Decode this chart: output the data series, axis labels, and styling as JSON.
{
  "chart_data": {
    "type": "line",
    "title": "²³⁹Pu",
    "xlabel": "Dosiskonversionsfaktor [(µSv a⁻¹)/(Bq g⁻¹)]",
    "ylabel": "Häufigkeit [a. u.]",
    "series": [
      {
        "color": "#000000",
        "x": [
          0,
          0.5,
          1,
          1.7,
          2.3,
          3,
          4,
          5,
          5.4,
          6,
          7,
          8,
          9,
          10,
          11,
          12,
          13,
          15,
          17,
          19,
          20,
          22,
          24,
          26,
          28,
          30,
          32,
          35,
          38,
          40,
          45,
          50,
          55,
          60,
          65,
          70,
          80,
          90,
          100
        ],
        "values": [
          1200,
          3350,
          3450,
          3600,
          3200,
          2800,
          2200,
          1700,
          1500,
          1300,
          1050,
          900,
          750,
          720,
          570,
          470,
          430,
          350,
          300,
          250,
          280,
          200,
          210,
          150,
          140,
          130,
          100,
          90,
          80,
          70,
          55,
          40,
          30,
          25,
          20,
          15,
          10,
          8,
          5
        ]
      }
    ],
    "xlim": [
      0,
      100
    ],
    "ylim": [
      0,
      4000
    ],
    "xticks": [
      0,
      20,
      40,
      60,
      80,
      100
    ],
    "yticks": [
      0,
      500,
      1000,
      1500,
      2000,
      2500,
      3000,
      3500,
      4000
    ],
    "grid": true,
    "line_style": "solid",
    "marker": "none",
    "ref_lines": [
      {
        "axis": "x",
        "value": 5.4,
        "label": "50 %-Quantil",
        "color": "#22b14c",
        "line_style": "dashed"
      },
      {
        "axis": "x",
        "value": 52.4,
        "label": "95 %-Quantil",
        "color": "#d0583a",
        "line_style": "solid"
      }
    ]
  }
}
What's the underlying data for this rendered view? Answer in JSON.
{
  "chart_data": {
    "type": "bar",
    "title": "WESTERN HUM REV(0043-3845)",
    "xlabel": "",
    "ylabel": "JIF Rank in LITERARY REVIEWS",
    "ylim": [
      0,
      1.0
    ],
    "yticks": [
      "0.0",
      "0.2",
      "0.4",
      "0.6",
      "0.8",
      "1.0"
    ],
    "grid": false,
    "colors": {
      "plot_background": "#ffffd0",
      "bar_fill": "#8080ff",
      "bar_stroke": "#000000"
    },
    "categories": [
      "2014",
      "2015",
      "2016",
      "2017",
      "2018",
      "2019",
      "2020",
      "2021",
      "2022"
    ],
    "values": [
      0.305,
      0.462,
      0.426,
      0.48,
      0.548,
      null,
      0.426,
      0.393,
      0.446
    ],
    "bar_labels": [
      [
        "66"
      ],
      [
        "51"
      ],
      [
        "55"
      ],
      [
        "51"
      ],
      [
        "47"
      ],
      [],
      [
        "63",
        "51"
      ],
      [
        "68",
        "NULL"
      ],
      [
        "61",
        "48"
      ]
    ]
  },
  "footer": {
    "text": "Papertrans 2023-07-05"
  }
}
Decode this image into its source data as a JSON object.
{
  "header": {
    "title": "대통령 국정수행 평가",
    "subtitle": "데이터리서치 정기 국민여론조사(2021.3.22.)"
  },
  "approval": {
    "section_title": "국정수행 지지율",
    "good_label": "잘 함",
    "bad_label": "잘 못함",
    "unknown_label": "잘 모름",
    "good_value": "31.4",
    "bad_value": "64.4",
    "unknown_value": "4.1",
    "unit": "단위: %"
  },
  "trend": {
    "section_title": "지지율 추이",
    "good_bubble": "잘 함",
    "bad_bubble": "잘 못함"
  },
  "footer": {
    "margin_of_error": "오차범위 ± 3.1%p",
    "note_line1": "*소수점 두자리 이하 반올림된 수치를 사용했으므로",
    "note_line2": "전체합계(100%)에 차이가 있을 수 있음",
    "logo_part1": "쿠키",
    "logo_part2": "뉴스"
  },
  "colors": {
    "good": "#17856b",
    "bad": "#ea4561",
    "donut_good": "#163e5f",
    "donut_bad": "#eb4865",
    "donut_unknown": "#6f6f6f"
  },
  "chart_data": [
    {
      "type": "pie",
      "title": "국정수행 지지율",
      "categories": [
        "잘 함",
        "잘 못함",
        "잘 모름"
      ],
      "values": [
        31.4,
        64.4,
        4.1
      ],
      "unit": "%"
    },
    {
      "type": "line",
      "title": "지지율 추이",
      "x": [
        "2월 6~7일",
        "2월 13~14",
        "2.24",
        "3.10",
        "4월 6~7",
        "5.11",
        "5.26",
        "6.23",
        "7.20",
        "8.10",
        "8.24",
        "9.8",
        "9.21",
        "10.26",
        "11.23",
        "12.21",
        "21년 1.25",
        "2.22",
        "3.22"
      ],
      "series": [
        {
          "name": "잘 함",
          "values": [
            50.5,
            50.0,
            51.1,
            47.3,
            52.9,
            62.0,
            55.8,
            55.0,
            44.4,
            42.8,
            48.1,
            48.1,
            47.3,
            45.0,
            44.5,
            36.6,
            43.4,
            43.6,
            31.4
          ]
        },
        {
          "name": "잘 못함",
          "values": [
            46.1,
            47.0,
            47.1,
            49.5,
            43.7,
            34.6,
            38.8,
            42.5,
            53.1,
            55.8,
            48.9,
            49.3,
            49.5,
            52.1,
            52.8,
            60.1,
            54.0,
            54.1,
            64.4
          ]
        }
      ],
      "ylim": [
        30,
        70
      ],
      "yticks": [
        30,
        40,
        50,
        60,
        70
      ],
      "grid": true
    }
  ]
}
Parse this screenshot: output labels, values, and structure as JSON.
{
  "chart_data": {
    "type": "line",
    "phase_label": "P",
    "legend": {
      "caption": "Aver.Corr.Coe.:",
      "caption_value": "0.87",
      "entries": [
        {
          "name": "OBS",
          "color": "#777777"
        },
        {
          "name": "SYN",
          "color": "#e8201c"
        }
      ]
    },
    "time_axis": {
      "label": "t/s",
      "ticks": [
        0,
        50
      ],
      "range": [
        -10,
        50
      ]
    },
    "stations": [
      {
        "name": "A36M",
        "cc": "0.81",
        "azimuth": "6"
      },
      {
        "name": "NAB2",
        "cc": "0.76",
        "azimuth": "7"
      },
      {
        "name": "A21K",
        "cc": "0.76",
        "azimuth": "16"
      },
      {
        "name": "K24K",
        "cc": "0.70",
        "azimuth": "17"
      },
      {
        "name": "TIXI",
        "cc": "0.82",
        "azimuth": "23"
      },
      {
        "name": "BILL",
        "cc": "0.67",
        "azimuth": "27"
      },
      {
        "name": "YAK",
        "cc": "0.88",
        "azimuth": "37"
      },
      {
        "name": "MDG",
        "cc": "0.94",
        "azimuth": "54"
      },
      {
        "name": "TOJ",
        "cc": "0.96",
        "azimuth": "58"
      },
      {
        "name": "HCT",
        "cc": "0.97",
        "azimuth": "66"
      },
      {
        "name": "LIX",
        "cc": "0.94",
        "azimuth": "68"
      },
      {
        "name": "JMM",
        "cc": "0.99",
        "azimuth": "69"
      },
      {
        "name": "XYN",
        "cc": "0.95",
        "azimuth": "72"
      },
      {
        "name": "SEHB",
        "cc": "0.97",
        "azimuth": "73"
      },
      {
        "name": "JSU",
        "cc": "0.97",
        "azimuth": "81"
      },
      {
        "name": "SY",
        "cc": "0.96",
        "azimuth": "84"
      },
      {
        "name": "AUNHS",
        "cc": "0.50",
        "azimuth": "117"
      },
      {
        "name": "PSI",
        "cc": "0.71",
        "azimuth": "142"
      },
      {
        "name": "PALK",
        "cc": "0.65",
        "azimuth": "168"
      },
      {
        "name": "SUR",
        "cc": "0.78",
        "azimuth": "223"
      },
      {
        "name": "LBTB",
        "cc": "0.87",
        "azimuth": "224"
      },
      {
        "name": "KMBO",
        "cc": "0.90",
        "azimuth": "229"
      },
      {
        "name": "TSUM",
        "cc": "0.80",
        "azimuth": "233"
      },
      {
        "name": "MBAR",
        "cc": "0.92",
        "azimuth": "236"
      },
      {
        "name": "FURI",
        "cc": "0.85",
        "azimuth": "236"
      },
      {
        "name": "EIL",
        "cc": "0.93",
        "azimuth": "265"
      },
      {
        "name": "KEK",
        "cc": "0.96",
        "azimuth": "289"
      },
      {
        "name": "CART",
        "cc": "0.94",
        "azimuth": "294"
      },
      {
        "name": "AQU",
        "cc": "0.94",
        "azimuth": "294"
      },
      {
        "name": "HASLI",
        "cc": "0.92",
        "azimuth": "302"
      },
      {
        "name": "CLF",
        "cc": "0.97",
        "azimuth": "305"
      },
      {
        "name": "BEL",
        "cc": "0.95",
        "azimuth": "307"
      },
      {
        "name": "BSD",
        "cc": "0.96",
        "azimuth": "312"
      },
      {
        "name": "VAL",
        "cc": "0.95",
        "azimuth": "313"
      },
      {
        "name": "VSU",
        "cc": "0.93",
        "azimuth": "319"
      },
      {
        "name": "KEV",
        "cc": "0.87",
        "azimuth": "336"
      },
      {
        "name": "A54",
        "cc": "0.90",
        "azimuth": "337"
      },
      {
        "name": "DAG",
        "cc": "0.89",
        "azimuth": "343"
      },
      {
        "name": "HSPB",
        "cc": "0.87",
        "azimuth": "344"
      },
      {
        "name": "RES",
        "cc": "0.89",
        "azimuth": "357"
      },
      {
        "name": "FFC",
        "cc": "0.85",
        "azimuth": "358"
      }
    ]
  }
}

→ WORK TO DO
Gather all lines from the listing above in which "JSON" occurs.

→ TASK ANSWER
Decode this chart: output the data series, axis labels, and styling as JSON.
What's the underlying data for this rendered view? Answer in JSON.
Decode this image into its source data as a JSON object.
Parse this screenshot: output labels, values, and structure as JSON.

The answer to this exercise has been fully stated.